Source:
https://scmp.com/comment/insight-opinion/article/2141320/boao-xi-jinping-shows-world-grown-china-amid-trade-war
Opinion/ Comment

At Boao, Xi Jinping shows the world a grown-up China amid trade war threats

Richard Harris says instead of engaging Donald Trump in a battle of one-upmanship, the Chinese leader demonstrated statesmanship by promising to further open up China’s economy, in the interests of trade and globalisation

Chinese President Xi Jinping prepares to walk off stage after speaking at the Boao Forum for Asia conference in Boao, Hainan, on April 10. If Xi is able to open up the economy as dramatically as Deng Xiaoping did 40 years ago, he will be close to grasping the cloak of global statesmanship. Photo: Bloomberg

Boao, in Hainan, is about as far away climatically from Davos, in Switzerland, as you can get. Moving from cold and crisp to hot and sticky is a big step for regular economic conference groupies and, despite superficial similarities, the meetings are very different, too.

The World Economic Forum in Davos is an annual global jamboree attended by the great and the good, but the Boao Forum has a special significance because of its focus on China and the Chinese economy. It’s more like the US Federal Reserve’s annual symposium in Jackson Hole, Wyoming, where the focus is on the United States.

There is no more important time than the present to be looking at the Chinese economy, as US President Donald Trump’s trash talk on trade continues apace. The markets were spooked by some serious falls on the announcement of the first likely Trump tariff proposals. These were followed by Chinese retaliatory tariffs, and then a further US retaliation to the retaliation.

“Ya, boo, sucks” is not the finest way to conduct international diplomacy so most observers, including myself, who were watching President Xi Jinping expected that he would take the moral high ground, be reasonable and statesmanlike and would be shocked at the thought that there should be any restriction in globalisation or trade (that has served China particularly well). A positive comparison to Trump’s emotional approach was an easy shot.

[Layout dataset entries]
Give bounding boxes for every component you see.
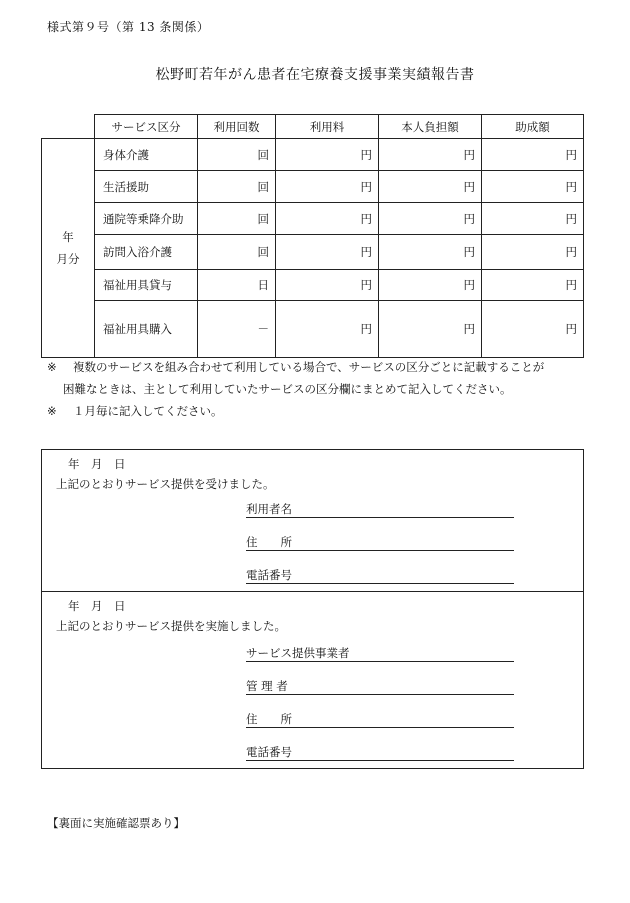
fee-field[interactable]: 円 bbox=[276, 203, 379, 235]
table-row bbox=[42, 235, 584, 270]
subsidy-field[interactable]: 円 bbox=[482, 301, 584, 358]
subsidy-field[interactable]: 円 bbox=[482, 203, 584, 235]
user-name-label: 利用者名 bbox=[246, 502, 292, 516]
user-phone-label: 電話番号 bbox=[246, 568, 292, 582]
note-monthly bbox=[47, 400, 223, 422]
note-combined-services bbox=[47, 356, 592, 400]
service-name: 生活援助 bbox=[95, 171, 198, 203]
header-usage-count: 利用回数 bbox=[198, 115, 276, 139]
note2-text: １月毎に記入してください。 bbox=[73, 404, 223, 418]
user-address-label: 住 所 bbox=[246, 535, 292, 549]
count-field[interactable]: 回 bbox=[198, 139, 276, 171]
count-field[interactable]: 日 bbox=[198, 270, 276, 301]
provider-address-field[interactable] bbox=[246, 711, 514, 728]
user-phone-field[interactable] bbox=[246, 567, 514, 584]
service-name: 身体介護 bbox=[95, 139, 198, 171]
count-field[interactable]: 回 bbox=[198, 235, 276, 270]
subsidy-field[interactable]: 円 bbox=[482, 171, 584, 203]
period-month-label: 月分 bbox=[56, 252, 80, 266]
fee-field[interactable]: 円 bbox=[276, 139, 379, 171]
page-title: 松野町若年がん患者在宅療養支援事業実績報告書 bbox=[155, 67, 475, 83]
self-payment-field[interactable]: 円 bbox=[379, 139, 482, 171]
receipt-date[interactable]: 年 月 日 bbox=[68, 457, 126, 471]
provider-address-label: 住 所 bbox=[246, 712, 292, 726]
self-payment-field[interactable]: 円 bbox=[379, 270, 482, 301]
fee-field[interactable]: 円 bbox=[276, 171, 379, 203]
provider-name-field[interactable] bbox=[246, 645, 514, 662]
subsidy-field[interactable]: 円 bbox=[482, 235, 584, 270]
table-row bbox=[42, 270, 584, 301]
fee-field[interactable]: 円 bbox=[276, 301, 379, 358]
table-header-row bbox=[42, 115, 584, 139]
provider-phone-label: 電話番号 bbox=[246, 745, 292, 759]
manager-label: 管 理 者 bbox=[246, 679, 288, 693]
provider-confirmation-box bbox=[41, 591, 584, 769]
self-payment-field[interactable]: 円 bbox=[379, 301, 482, 358]
service-name: 福祉用具購入 bbox=[95, 301, 198, 358]
user-address-field[interactable] bbox=[246, 534, 514, 551]
provider-date[interactable]: 年 月 日 bbox=[68, 599, 126, 613]
service-name: 福祉用具貸与 bbox=[95, 270, 198, 301]
table-row bbox=[42, 203, 584, 235]
report-table bbox=[41, 114, 584, 358]
footer-note: 【裏面に実施確認票あり】 bbox=[47, 816, 185, 830]
fee-field[interactable]: 円 bbox=[276, 270, 379, 301]
table-row bbox=[42, 171, 584, 203]
count-field[interactable]: － bbox=[198, 301, 276, 358]
service-name: 訪問入浴介護 bbox=[95, 235, 198, 270]
note-mark: ※ bbox=[47, 360, 57, 374]
manager-field[interactable] bbox=[246, 678, 514, 695]
provider-statement: 上記のとおりサービス提供を実施しました。 bbox=[56, 619, 286, 633]
header-usage-fee: 利用料 bbox=[276, 115, 379, 139]
table-row bbox=[42, 301, 584, 358]
self-payment-field[interactable]: 円 bbox=[379, 203, 482, 235]
note1-line2: 困難なときは、主として利用していたサービスの区分欄にまとめて記入してください。 bbox=[63, 382, 512, 396]
note1-line1: 複数のサービスを組み合わせて利用している場合で、サービスの区分ごとに記載することが bbox=[73, 360, 545, 374]
note-mark: ※ bbox=[47, 404, 57, 418]
provider-name-label: サービス提供事業者 bbox=[246, 646, 350, 660]
count-field[interactable]: 回 bbox=[198, 203, 276, 235]
subsidy-field[interactable]: 円 bbox=[482, 139, 584, 171]
receipt-confirmation-box bbox=[41, 449, 584, 592]
period-year-label: 年 bbox=[62, 230, 74, 244]
form-number: 様式第９号（第 13 条関係） bbox=[47, 20, 210, 34]
user-name-field[interactable] bbox=[246, 501, 514, 518]
provider-phone-field[interactable] bbox=[246, 744, 514, 761]
self-payment-field[interactable]: 円 bbox=[379, 235, 482, 270]
table-row bbox=[42, 139, 584, 171]
period-cell bbox=[42, 139, 95, 358]
header-subsidy: 助成額 bbox=[482, 115, 584, 139]
header-service-type: サービス区分 bbox=[95, 115, 198, 139]
service-name: 通院等乗降介助 bbox=[95, 203, 198, 235]
self-payment-field[interactable]: 円 bbox=[379, 171, 482, 203]
subsidy-field[interactable]: 円 bbox=[482, 270, 584, 301]
receipt-statement: 上記のとおりサービス提供を受けました。 bbox=[56, 477, 275, 491]
count-field[interactable]: 回 bbox=[198, 171, 276, 203]
header-self-payment: 本人負担額 bbox=[379, 115, 482, 139]
fee-field[interactable]: 円 bbox=[276, 235, 379, 270]
header-corner bbox=[42, 115, 95, 139]
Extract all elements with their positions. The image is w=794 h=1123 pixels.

Set problem 1 -
List every person named in the Boao opinion piece.
Set problem 2 -
In the Boao opinion piece, which annual event is the Boao Forum said to resemble more closely than Davos?
Set problem 3 -
Resume the Boao opinion piece after its final sentence and carry it on.

Reply 1 -
Richard Harris, Xi Jinping, Deng Xiaoping, Donald Trump

Reply 2 -
The US Federal Reserve's annual symposium in Jackson Hole, Wyoming.

Reply 3 -
Xi played the part perfectly – but there was a twist. He came out with an unexpectedly conciliatory manner, spending the first third of his speech appearing to talk to his own constituency at home in China about the need for domestic economic reform. Almost as if he was campaigning for election.

This is an important turning point. It is now 40 years since China opened up as a very poor developing economy, when other nations were prepared to give the country a huge amount of slack. Hundreds of millions of people spent two generations working to get out of poverty. China is now a major developed economy of global stature. Xi is perhaps the first president to recognise that China is way past being a developing teenager and now has to act its age on the world stage.

Xi is perhaps the first president to recognise that China is way past being a developing teenager and now has to act its age on the world stage

The size of the economy means that China is now not only a major economic trading partner but also an opponent and indeed adversary in world trade. The country can no longer demand a free ride. Yet barriers to imports and foreigners, more akin to a developing country, still exist. 

No one can expect China to become an immediate convert to full free trade but the best way to identify a level playing field is to imagine that, by some strange fantasy, China was granted membership of the European Union. Out would go the state subsidies to failing companies, out would go state-sponsored oligarchies, out would go counterfeiting, out would go restricted foreign ownership, and out would go a currency carefully managed by the central bank.

The very high bar called “national interest” which restricts large areas of the economy to foreign influence would not go out – but it could be significantly lowered, and focused on defence and proprietary technology. 

Xi the statesman is also Xi the pragmatist – for China is at a serious disadvantage to the US in a trade skirmish. As of December last year, according to US census data, 25 per cent of China’s exports go to the US (that’s 6 per cent of China’s gross domestic product); the US exports only 5 per cent to China (0.6 per cent of GDP).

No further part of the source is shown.